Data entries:
· · · · ·

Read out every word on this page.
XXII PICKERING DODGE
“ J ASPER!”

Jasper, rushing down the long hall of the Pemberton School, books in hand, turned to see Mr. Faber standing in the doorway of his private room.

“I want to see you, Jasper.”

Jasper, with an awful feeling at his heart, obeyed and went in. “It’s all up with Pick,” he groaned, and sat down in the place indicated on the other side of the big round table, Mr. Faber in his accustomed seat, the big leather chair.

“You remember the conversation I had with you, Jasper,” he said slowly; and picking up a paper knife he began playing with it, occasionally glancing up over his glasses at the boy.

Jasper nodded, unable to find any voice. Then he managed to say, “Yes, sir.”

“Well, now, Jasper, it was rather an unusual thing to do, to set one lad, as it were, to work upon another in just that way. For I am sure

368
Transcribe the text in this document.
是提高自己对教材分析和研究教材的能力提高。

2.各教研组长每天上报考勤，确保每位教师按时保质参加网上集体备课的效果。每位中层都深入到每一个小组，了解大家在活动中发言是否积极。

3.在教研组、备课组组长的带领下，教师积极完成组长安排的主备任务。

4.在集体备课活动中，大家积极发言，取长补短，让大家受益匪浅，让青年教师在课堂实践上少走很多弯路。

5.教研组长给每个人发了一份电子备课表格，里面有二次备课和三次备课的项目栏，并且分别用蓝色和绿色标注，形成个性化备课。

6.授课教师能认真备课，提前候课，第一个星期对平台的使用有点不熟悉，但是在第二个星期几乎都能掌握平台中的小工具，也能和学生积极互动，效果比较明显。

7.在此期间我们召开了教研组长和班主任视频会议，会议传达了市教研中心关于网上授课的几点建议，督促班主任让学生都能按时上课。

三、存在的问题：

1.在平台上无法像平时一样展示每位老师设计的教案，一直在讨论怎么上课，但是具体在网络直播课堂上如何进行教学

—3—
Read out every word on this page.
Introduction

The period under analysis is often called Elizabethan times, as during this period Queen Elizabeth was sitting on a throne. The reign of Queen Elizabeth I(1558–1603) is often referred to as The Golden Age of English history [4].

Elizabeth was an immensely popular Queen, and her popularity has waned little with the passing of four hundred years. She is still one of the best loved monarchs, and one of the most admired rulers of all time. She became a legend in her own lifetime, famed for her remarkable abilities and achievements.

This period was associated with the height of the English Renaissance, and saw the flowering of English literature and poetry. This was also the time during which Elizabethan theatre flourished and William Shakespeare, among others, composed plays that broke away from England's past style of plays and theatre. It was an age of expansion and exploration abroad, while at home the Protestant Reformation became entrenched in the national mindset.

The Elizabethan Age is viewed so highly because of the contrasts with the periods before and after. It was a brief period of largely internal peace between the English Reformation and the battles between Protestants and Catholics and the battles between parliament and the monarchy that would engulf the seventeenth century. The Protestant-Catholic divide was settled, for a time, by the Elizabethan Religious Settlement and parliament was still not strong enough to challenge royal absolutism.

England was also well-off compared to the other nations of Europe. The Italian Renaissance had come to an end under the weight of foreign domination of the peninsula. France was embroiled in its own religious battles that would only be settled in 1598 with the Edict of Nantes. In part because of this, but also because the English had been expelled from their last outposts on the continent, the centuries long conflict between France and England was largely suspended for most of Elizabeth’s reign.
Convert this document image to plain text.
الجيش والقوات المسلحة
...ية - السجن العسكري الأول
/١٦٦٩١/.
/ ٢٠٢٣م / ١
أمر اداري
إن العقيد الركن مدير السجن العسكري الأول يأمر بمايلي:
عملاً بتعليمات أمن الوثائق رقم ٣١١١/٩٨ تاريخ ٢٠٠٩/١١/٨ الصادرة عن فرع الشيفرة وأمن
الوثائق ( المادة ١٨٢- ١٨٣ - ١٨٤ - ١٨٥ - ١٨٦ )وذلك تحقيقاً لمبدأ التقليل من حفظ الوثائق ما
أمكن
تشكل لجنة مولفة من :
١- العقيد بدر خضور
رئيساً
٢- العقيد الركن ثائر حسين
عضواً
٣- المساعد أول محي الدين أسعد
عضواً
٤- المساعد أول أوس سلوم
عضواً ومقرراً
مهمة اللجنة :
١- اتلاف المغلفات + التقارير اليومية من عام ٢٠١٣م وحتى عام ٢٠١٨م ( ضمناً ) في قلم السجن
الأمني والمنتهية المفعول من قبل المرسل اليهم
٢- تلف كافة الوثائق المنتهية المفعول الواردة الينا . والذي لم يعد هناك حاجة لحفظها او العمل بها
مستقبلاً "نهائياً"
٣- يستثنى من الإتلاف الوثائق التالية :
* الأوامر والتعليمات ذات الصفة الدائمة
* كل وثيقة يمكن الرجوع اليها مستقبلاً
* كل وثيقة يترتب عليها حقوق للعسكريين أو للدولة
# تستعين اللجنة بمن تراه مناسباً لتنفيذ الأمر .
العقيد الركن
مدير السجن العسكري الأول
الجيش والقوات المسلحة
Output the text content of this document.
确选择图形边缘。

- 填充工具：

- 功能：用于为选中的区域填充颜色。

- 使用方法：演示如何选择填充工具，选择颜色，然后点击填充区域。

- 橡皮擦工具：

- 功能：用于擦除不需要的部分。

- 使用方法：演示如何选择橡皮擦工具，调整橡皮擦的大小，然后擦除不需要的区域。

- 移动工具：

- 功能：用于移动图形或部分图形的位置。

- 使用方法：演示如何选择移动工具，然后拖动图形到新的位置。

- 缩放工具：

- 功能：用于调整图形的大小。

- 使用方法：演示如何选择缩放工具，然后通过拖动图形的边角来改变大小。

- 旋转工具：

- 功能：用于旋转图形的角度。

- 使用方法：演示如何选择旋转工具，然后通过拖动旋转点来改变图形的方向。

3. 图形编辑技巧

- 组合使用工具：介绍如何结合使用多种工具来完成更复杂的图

· · · · ·

Given problem → Of the lines in the listing, how many hold the word "وثيقة"? Nothing but the number is needed.

Exercise response → 2